** Your objective **
Scan the entries below and extract each line with the word "this" in it.

Figure contents as structured data:

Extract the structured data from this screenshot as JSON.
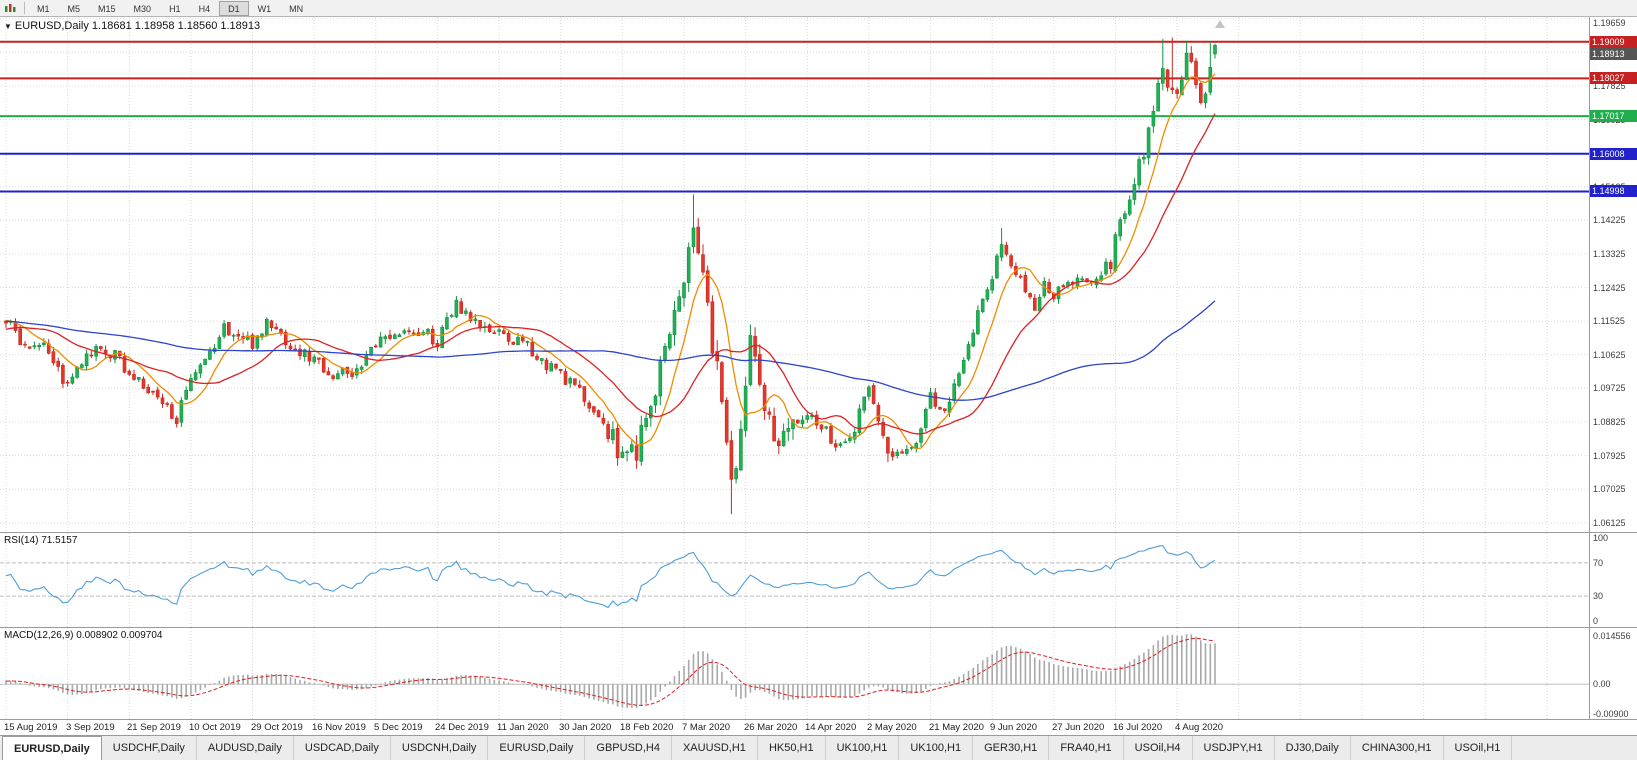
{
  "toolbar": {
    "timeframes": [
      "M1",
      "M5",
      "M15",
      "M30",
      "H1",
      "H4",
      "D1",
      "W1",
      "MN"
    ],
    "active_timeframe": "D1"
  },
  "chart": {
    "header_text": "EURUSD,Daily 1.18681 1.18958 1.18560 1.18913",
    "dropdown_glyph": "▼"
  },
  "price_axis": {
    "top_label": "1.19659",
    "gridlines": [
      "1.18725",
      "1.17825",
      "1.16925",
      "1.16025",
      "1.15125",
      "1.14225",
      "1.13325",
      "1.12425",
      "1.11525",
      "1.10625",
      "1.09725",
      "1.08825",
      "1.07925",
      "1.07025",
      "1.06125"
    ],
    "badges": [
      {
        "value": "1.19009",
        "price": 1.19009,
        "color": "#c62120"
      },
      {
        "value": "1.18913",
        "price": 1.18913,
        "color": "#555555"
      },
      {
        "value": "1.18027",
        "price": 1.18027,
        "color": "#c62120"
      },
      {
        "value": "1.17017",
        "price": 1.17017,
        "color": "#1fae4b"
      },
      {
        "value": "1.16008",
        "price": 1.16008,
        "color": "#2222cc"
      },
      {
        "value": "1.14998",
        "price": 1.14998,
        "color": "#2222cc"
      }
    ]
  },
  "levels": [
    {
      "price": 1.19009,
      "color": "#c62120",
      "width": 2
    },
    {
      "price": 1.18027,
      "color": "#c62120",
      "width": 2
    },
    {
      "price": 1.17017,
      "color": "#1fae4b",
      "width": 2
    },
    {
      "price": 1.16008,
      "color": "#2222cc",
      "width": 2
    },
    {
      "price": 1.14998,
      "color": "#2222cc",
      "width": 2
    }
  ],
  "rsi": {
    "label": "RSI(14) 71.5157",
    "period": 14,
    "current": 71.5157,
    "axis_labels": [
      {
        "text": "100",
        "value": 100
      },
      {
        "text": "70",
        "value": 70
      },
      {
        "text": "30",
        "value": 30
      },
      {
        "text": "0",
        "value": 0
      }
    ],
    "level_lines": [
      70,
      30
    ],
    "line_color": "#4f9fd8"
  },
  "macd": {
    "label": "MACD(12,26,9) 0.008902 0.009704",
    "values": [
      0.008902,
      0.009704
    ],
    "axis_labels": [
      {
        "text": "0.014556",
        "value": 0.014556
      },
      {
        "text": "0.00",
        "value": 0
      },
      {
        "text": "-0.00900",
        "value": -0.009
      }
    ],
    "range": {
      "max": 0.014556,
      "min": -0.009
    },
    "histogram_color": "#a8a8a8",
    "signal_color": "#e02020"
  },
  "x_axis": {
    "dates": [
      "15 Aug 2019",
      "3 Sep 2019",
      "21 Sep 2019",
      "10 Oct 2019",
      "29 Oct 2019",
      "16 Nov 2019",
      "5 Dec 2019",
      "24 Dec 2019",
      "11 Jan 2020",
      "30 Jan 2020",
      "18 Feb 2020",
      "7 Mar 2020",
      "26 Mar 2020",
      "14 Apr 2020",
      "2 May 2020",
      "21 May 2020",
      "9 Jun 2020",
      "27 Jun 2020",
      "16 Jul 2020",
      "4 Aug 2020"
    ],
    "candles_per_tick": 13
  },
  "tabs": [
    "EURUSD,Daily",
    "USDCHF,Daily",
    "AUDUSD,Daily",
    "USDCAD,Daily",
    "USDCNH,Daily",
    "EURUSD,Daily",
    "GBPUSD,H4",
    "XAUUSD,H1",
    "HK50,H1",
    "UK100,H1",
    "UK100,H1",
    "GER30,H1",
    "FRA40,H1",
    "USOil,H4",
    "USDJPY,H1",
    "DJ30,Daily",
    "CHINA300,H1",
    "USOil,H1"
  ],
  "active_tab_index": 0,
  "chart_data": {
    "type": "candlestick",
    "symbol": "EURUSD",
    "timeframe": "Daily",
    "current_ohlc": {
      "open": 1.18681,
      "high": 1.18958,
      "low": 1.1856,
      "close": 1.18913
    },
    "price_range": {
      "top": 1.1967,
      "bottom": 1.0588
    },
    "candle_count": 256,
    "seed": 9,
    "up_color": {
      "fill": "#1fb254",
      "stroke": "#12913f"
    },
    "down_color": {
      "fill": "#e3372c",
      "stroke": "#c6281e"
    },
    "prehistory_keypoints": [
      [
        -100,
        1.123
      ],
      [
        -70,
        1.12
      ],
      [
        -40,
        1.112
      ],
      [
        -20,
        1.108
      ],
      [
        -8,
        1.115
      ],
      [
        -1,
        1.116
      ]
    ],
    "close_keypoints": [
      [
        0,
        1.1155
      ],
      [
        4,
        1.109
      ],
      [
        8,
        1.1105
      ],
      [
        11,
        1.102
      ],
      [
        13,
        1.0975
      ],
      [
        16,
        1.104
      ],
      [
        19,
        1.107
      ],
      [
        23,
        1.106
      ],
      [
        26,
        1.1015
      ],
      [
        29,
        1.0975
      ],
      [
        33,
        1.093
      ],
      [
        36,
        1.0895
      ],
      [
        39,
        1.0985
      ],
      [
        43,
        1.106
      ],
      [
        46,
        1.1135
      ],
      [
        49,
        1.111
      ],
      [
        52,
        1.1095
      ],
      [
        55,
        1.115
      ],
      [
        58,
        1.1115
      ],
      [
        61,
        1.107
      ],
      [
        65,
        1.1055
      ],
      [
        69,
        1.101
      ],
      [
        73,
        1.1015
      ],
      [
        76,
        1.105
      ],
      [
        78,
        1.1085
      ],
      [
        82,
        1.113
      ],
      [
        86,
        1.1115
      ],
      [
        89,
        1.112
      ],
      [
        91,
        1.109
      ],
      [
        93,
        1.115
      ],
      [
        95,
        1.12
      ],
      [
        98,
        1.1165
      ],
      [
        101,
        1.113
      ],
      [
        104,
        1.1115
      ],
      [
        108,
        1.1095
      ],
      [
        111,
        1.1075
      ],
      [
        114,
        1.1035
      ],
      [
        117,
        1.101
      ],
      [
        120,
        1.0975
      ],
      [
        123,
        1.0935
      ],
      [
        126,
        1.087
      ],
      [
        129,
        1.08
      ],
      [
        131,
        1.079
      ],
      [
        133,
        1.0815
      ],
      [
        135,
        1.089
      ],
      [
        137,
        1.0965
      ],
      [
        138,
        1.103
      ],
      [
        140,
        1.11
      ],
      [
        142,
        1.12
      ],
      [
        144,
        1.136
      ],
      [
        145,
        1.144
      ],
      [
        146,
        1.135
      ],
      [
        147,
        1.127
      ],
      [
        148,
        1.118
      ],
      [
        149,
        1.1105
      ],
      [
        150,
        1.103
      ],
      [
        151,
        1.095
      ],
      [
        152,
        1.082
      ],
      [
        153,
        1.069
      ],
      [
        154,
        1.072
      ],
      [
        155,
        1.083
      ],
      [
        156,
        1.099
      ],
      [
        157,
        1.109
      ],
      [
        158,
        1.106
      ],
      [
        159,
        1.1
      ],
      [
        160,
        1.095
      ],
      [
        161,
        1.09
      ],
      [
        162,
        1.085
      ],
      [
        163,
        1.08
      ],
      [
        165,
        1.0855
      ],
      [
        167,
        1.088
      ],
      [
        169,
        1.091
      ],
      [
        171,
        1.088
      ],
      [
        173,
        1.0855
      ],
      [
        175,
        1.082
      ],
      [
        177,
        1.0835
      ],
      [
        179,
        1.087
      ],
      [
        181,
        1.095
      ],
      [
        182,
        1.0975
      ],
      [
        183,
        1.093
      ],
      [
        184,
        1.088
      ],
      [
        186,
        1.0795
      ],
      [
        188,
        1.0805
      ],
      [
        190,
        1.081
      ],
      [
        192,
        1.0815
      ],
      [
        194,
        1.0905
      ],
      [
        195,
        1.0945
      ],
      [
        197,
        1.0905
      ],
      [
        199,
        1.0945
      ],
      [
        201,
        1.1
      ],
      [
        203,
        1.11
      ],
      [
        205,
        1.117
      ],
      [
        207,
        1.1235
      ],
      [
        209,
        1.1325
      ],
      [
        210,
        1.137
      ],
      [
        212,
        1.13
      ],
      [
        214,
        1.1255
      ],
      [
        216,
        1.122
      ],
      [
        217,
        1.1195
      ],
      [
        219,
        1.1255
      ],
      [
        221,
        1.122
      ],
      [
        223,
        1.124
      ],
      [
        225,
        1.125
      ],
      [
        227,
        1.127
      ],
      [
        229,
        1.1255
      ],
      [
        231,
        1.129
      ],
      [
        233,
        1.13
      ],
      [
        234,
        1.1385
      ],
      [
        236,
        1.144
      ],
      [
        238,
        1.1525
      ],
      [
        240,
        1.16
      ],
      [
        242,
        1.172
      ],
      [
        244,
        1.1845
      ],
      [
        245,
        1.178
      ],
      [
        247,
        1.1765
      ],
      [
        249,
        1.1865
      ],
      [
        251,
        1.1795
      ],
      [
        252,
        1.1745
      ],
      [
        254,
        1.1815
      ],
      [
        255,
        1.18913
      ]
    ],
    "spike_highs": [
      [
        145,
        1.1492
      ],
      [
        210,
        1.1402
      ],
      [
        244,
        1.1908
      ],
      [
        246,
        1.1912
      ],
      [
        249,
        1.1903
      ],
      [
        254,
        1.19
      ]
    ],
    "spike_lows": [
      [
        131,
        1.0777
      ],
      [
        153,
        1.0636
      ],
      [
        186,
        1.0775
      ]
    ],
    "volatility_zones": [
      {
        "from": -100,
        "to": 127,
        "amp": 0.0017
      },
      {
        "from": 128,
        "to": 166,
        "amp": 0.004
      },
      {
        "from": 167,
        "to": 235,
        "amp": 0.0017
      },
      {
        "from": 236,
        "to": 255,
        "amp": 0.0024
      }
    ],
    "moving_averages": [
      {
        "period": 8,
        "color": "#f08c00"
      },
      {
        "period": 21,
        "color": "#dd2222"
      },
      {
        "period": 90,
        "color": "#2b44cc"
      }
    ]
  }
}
* * *
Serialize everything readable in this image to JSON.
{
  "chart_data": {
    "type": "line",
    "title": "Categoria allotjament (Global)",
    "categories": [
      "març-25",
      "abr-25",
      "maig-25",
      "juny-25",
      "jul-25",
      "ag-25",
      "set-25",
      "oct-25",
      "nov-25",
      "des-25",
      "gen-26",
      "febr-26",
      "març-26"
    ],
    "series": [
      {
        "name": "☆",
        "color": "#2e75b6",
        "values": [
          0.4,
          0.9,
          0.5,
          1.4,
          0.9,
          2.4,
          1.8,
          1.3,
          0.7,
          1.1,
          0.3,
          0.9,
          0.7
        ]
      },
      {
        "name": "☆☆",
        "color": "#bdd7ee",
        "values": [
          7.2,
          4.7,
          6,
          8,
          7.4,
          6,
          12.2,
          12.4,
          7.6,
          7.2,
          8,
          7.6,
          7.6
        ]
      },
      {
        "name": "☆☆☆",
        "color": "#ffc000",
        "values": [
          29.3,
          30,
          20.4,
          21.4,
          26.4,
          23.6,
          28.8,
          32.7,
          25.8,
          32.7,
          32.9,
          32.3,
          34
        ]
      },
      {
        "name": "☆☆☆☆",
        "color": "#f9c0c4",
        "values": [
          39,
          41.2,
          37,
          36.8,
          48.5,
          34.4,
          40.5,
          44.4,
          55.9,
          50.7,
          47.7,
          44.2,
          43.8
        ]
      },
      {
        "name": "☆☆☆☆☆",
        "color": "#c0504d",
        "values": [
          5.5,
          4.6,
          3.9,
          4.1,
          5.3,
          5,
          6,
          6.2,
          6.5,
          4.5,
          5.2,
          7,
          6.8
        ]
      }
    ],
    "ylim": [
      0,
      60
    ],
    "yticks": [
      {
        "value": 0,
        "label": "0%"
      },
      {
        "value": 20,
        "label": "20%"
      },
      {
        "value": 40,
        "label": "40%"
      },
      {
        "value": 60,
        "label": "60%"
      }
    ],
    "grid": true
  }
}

** Exercise solution **
Extract the structured data from this screenshot as JSON.
Serialize everything readable in this image to JSON.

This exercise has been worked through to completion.